[begin The input]
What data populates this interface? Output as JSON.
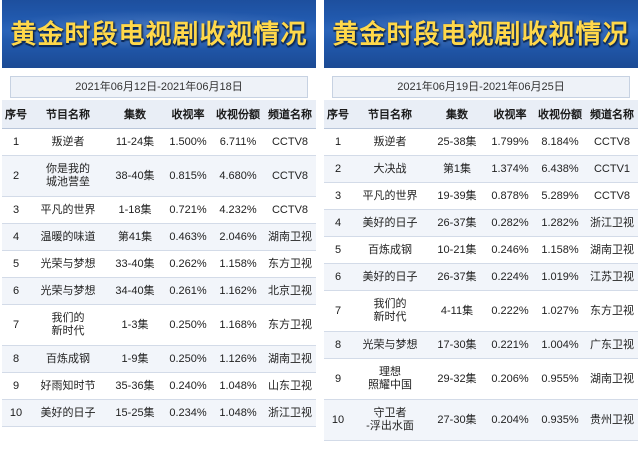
{
  "left": {
    "title": "黄金时段电视剧收视情况",
    "date_range": "2021年06月12日-2021年06月18日",
    "headers": [
      "序号",
      "节目名称",
      "集数",
      "收视率",
      "收视份额",
      "频道名称"
    ],
    "rows": [
      {
        "rank": "1",
        "name": "叛逆者",
        "episodes": "11-24集",
        "rating": "1.500%",
        "share": "6.711%",
        "channel": "CCTV8"
      },
      {
        "rank": "2",
        "name": "你是我的\n城池营垒",
        "episodes": "38-40集",
        "rating": "0.815%",
        "share": "4.680%",
        "channel": "CCTV8"
      },
      {
        "rank": "3",
        "name": "平凡的世界",
        "episodes": "1-18集",
        "rating": "0.721%",
        "share": "4.232%",
        "channel": "CCTV8"
      },
      {
        "rank": "4",
        "name": "温暖的味道",
        "episodes": "第41集",
        "rating": "0.463%",
        "share": "2.046%",
        "channel": "湖南卫视"
      },
      {
        "rank": "5",
        "name": "光荣与梦想",
        "episodes": "33-40集",
        "rating": "0.262%",
        "share": "1.158%",
        "channel": "东方卫视"
      },
      {
        "rank": "6",
        "name": "光荣与梦想",
        "episodes": "34-40集",
        "rating": "0.261%",
        "share": "1.162%",
        "channel": "北京卫视"
      },
      {
        "rank": "7",
        "name": "我们的\n新时代",
        "episodes": "1-3集",
        "rating": "0.250%",
        "share": "1.168%",
        "channel": "东方卫视"
      },
      {
        "rank": "8",
        "name": "百炼成钢",
        "episodes": "1-9集",
        "rating": "0.250%",
        "share": "1.126%",
        "channel": "湖南卫视"
      },
      {
        "rank": "9",
        "name": "好雨知时节",
        "episodes": "35-36集",
        "rating": "0.240%",
        "share": "1.048%",
        "channel": "山东卫视"
      },
      {
        "rank": "10",
        "name": "美好的日子",
        "episodes": "15-25集",
        "rating": "0.234%",
        "share": "1.048%",
        "channel": "浙江卫视"
      }
    ]
  },
  "right": {
    "title": "黄金时段电视剧收视情况",
    "date_range": "2021年06月19日-2021年06月25日",
    "headers": [
      "序号",
      "节目名称",
      "集数",
      "收视率",
      "收视份额",
      "频道名称"
    ],
    "rows": [
      {
        "rank": "1",
        "name": "叛逆者",
        "episodes": "25-38集",
        "rating": "1.799%",
        "share": "8.184%",
        "channel": "CCTV8"
      },
      {
        "rank": "2",
        "name": "大决战",
        "episodes": "第1集",
        "rating": "1.374%",
        "share": "6.438%",
        "channel": "CCTV1"
      },
      {
        "rank": "3",
        "name": "平凡的世界",
        "episodes": "19-39集",
        "rating": "0.878%",
        "share": "5.289%",
        "channel": "CCTV8"
      },
      {
        "rank": "4",
        "name": "美好的日子",
        "episodes": "26-37集",
        "rating": "0.282%",
        "share": "1.282%",
        "channel": "浙江卫视"
      },
      {
        "rank": "5",
        "name": "百炼成钢",
        "episodes": "10-21集",
        "rating": "0.246%",
        "share": "1.158%",
        "channel": "湖南卫视"
      },
      {
        "rank": "6",
        "name": "美好的日子",
        "episodes": "26-37集",
        "rating": "0.224%",
        "share": "1.019%",
        "channel": "江苏卫视"
      },
      {
        "rank": "7",
        "name": "我们的\n新时代",
        "episodes": "4-11集",
        "rating": "0.222%",
        "share": "1.027%",
        "channel": "东方卫视"
      },
      {
        "rank": "8",
        "name": "光荣与梦想",
        "episodes": "17-30集",
        "rating": "0.221%",
        "share": "1.004%",
        "channel": "广东卫视"
      },
      {
        "rank": "9",
        "name": "理想\n照耀中国",
        "episodes": "29-32集",
        "rating": "0.206%",
        "share": "0.955%",
        "channel": "湖南卫视"
      },
      {
        "rank": "10",
        "name": "守卫者\n-浮出水面",
        "episodes": "27-30集",
        "rating": "0.204%",
        "share": "0.935%",
        "channel": "贵州卫视"
      }
    ]
  }
}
[end The input]
**Aim of the exercise**
An exact transcription of all the entries is required, without the pictures.

**Task response**
What data populates this interface? Output as JSON.
{
  "left": {
    "title": "黄金时段电视剧收视情况",
    "date_range": "2021年06月12日-2021年06月18日",
    "headers": [
      "序号",
      "节目名称",
      "集数",
      "收视率",
      "收视份额",
      "频道名称"
    ],
    "rows": [
      {
        "rank": "1",
        "name": "叛逆者",
        "episodes": "11-24集",
        "rating": "1.500%",
        "share": "6.711%",
        "channel": "CCTV8"
      },
      {
        "rank": "2",
        "name": "你是我的\n城池营垒",
        "episodes": "38-40集",
        "rating": "0.815%",
        "share": "4.680%",
        "channel": "CCTV8"
      },
      {
        "rank": "3",
        "name": "平凡的世界",
        "episodes": "1-18集",
        "rating": "0.721%",
        "share": "4.232%",
        "channel": "CCTV8"
      },
      {
        "rank": "4",
        "name": "温暖的味道",
        "episodes": "第41集",
        "rating": "0.463%",
        "share": "2.046%",
        "channel": "湖南卫视"
      },
      {
        "rank": "5",
        "name": "光荣与梦想",
        "episodes": "33-40集",
        "rating": "0.262%",
        "share": "1.158%",
        "channel": "东方卫视"
      },
      {
        "rank": "6",
        "name": "光荣与梦想",
        "episodes": "34-40集",
        "rating": "0.261%",
        "share": "1.162%",
        "channel": "北京卫视"
      },
      {
        "rank": "7",
        "name": "我们的\n新时代",
        "episodes": "1-3集",
        "rating": "0.250%",
        "share": "1.168%",
        "channel": "东方卫视"
      },
      {
        "rank": "8",
        "name": "百炼成钢",
        "episodes": "1-9集",
        "rating": "0.250%",
        "share": "1.126%",
        "channel": "湖南卫视"
      },
      {
        "rank": "9",
        "name": "好雨知时节",
        "episodes": "35-36集",
        "rating": "0.240%",
        "share": "1.048%",
        "channel": "山东卫视"
      },
      {
        "rank": "10",
        "name": "美好的日子",
        "episodes": "15-25集",
        "rating": "0.234%",
        "share": "1.048%",
        "channel": "浙江卫视"
      }
    ]
  },
  "right": {
    "title": "黄金时段电视剧收视情况",
    "date_range": "2021年06月19日-2021年06月25日",
    "headers": [
      "序号",
      "节目名称",
      "集数",
      "收视率",
      "收视份额",
      "频道名称"
    ],
    "rows": [
      {
        "rank": "1",
        "name": "叛逆者",
        "episodes": "25-38集",
        "rating": "1.799%",
        "share": "8.184%",
        "channel": "CCTV8"
      },
      {
        "rank": "2",
        "name": "大决战",
        "episodes": "第1集",
        "rating": "1.374%",
        "share": "6.438%",
        "channel": "CCTV1"
      },
      {
        "rank": "3",
        "name": "平凡的世界",
        "episodes": "19-39集",
        "rating": "0.878%",
        "share": "5.289%",
        "channel": "CCTV8"
      },
      {
        "rank": "4",
        "name": "美好的日子",
        "episodes": "26-37集",
        "rating": "0.282%",
        "share": "1.282%",
        "channel": "浙江卫视"
      },
      {
        "rank": "5",
        "name": "百炼成钢",
        "episodes": "10-21集",
        "rating": "0.246%",
        "share": "1.158%",
        "channel": "湖南卫视"
      },
      {
        "rank": "6",
        "name": "美好的日子",
        "episodes": "26-37集",
        "rating": "0.224%",
        "share": "1.019%",
        "channel": "江苏卫视"
      },
      {
        "rank": "7",
        "name": "我们的\n新时代",
        "episodes": "4-11集",
        "rating": "0.222%",
        "share": "1.027%",
        "channel": "东方卫视"
      },
      {
        "rank": "8",
        "name": "光荣与梦想",
        "episodes": "17-30集",
        "rating": "0.221%",
        "share": "1.004%",
        "channel": "广东卫视"
      },
      {
        "rank": "9",
        "name": "理想\n照耀中国",
        "episodes": "29-32集",
        "rating": "0.206%",
        "share": "0.955%",
        "channel": "湖南卫视"
      },
      {
        "rank": "10",
        "name": "守卫者\n-浮出水面",
        "episodes": "27-30集",
        "rating": "0.204%",
        "share": "0.935%",
        "channel": "贵州卫视"
      }
    ]
  }
}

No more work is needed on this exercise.